# Requirement
Rename "topping sheet" as "coating sheet" in everything from the start of the records down to the line containing "The festoon apparatus 30 is at (502, 375).", and give those lines again with nothing else altered.

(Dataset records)
★ ★ ★ ★

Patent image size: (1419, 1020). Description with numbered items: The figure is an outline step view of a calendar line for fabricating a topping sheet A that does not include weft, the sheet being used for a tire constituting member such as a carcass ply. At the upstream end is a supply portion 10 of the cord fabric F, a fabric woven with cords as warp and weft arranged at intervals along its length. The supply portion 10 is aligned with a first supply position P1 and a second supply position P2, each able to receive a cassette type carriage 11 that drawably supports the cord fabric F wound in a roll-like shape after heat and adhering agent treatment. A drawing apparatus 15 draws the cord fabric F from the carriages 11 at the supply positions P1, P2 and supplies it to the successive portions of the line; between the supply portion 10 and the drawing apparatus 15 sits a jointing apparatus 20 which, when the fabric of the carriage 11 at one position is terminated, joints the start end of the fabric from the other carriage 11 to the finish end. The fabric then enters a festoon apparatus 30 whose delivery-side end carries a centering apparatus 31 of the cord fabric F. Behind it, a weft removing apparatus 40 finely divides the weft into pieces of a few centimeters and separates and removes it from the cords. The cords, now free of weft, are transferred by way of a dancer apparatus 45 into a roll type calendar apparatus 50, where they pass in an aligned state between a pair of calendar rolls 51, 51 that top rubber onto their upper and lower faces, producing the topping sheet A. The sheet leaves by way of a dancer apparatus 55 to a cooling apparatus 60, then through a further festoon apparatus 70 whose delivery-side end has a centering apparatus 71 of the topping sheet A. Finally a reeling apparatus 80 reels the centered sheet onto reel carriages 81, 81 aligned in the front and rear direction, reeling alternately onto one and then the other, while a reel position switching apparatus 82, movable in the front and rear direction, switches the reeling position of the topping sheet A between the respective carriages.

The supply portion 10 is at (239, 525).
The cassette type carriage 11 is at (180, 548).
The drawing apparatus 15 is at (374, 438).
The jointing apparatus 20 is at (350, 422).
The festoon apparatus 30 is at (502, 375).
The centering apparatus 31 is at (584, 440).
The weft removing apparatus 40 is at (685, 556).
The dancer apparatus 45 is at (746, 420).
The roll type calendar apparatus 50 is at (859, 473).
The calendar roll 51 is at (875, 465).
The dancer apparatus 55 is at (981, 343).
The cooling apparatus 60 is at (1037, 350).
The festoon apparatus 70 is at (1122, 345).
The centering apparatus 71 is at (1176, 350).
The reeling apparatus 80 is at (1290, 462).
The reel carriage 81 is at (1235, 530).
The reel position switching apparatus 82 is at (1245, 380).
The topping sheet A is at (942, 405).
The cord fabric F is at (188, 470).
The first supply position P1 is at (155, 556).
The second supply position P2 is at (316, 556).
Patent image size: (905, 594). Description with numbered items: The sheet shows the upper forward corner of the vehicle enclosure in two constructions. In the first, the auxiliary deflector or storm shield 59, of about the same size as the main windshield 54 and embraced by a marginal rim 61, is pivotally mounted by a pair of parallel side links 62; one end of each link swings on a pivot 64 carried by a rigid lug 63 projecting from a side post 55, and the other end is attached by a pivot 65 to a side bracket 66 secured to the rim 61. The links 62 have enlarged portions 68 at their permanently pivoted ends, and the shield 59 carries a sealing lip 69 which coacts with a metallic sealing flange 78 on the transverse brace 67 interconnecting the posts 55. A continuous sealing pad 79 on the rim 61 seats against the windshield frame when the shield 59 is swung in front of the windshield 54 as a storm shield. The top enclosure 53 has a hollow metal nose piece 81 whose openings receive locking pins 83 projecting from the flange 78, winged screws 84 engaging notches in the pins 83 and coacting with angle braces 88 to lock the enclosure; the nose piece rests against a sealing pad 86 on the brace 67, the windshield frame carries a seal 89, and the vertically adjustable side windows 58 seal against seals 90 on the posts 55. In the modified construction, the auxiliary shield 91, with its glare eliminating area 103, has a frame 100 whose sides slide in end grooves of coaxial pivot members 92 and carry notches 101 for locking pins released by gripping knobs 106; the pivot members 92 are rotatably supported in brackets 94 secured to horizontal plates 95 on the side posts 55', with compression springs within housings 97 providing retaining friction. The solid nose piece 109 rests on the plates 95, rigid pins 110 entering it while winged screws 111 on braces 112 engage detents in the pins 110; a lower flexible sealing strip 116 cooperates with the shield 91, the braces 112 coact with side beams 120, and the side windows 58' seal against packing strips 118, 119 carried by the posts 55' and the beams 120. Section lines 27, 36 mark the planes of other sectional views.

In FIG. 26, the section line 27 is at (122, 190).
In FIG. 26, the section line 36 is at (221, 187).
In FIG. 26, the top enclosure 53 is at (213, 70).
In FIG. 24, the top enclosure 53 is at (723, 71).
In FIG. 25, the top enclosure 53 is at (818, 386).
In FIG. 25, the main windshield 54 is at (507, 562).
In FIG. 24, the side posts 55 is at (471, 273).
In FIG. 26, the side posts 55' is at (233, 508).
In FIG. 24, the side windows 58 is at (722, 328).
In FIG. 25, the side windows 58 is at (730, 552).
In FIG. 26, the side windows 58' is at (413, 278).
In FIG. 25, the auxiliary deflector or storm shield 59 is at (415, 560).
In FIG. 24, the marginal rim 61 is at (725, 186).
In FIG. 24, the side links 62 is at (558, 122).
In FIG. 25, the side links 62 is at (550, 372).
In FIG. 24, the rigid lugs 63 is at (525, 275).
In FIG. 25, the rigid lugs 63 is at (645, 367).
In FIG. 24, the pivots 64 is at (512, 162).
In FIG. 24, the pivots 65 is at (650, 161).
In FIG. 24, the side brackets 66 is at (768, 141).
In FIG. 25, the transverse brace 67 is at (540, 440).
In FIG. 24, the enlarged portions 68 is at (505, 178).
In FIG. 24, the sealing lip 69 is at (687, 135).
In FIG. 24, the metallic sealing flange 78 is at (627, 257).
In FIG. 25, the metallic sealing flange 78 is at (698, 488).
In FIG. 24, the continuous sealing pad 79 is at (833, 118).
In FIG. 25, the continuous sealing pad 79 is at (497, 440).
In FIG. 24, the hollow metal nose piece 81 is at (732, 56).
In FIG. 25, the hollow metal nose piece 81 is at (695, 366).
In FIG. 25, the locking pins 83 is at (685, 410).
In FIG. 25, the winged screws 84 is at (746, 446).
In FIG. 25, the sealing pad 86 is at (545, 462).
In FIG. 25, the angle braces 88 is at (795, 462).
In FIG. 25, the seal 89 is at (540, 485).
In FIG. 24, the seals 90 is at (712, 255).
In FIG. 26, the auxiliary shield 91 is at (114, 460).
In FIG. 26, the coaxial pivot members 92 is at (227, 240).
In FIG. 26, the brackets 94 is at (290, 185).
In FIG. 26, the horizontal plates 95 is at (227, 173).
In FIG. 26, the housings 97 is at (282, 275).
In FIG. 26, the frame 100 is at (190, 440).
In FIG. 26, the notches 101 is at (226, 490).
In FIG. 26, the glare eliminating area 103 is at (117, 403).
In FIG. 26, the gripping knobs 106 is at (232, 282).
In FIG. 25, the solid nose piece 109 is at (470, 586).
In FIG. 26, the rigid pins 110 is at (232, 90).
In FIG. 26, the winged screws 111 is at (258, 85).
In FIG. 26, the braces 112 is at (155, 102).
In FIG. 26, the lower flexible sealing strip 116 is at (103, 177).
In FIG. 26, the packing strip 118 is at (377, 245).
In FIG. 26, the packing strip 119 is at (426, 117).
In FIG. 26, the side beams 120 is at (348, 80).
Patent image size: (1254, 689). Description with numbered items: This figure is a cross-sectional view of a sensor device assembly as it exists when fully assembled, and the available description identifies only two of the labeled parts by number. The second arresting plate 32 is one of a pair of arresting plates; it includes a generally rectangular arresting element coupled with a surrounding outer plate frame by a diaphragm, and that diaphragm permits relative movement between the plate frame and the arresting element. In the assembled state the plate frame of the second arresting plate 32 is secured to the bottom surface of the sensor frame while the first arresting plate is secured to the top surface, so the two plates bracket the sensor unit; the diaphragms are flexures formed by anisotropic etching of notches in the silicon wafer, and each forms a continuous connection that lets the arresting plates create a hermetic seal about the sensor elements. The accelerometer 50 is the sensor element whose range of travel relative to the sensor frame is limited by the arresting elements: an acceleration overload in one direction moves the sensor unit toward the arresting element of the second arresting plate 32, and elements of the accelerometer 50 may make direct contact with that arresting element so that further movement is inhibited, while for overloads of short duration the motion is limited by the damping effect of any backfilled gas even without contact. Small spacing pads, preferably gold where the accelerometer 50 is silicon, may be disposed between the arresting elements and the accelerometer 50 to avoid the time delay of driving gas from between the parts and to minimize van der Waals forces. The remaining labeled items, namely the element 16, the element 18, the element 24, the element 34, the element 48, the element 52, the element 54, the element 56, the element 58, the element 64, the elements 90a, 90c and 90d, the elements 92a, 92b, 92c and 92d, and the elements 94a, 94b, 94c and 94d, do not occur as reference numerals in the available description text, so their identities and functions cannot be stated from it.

★ ★ ★ ★

# Solution for this exercise
Patent image size: (1419, 1020). Description with numbered items: The figure is an outline step view of a calendar line for fabricating a coating sheet A that does not include weft, the sheet being used for a tire constituting member such as a carcass ply. At the upstream end is a supply portion 10 of the cord fabric F, a fabric woven with cords as warp and weft arranged at intervals along its length. The supply portion 10 is aligned with a first supply position P1 and a second supply position P2, each able to receive a cassette type carriage 11 that drawably supports the cord fabric F wound in a roll-like shape after heat and adhering agent treatment. A drawing apparatus 15 draws the cord fabric F from the carriages 11 at the supply positions P1, P2 and supplies it to the successive portions of the line; between the supply portion 10 and the drawing apparatus 15 sits a jointing apparatus 20 which, when the fabric of the carriage 11 at one position is terminated, joints the start end of the fabric from the other carriage 11 to the finish end. The fabric then enters a festoon apparatus 30 whose delivery-side end carries a centering apparatus 31 of the cord fabric F. Behind it, a weft removing apparatus 40 finely divides the weft into pieces of a few centimeters and separates and removes it from the cords. The cords, now free of weft, are transferred by way of a dancer apparatus 45 into a roll type calendar apparatus 50, where they pass in an aligned state between a pair of calendar rolls 51, 51 that top rubber onto their upper and lower faces, producing the coating sheet A. The sheet leaves by way of a dancer apparatus 55 to a cooling apparatus 60, then through a further festoon apparatus 70 whose delivery-side end has a centering apparatus 71 of the coating sheet A. Finally a reeling apparatus 80 reels the centered sheet onto reel carriages 81, 81 aligned in the front and rear direction, reeling alternately onto one and then the other, while a reel position switching apparatus 82, movable in the front and rear direction, switches the reeling position of the coating sheet A between the respective carriages.

The supply portion 10 is at (239, 525).
The cassette type carriage 11 is at (180, 548).
The drawing apparatus 15 is at (374, 438).
The jointing apparatus 20 is at (350, 422).
The festoon apparatus 30 is at (502, 375).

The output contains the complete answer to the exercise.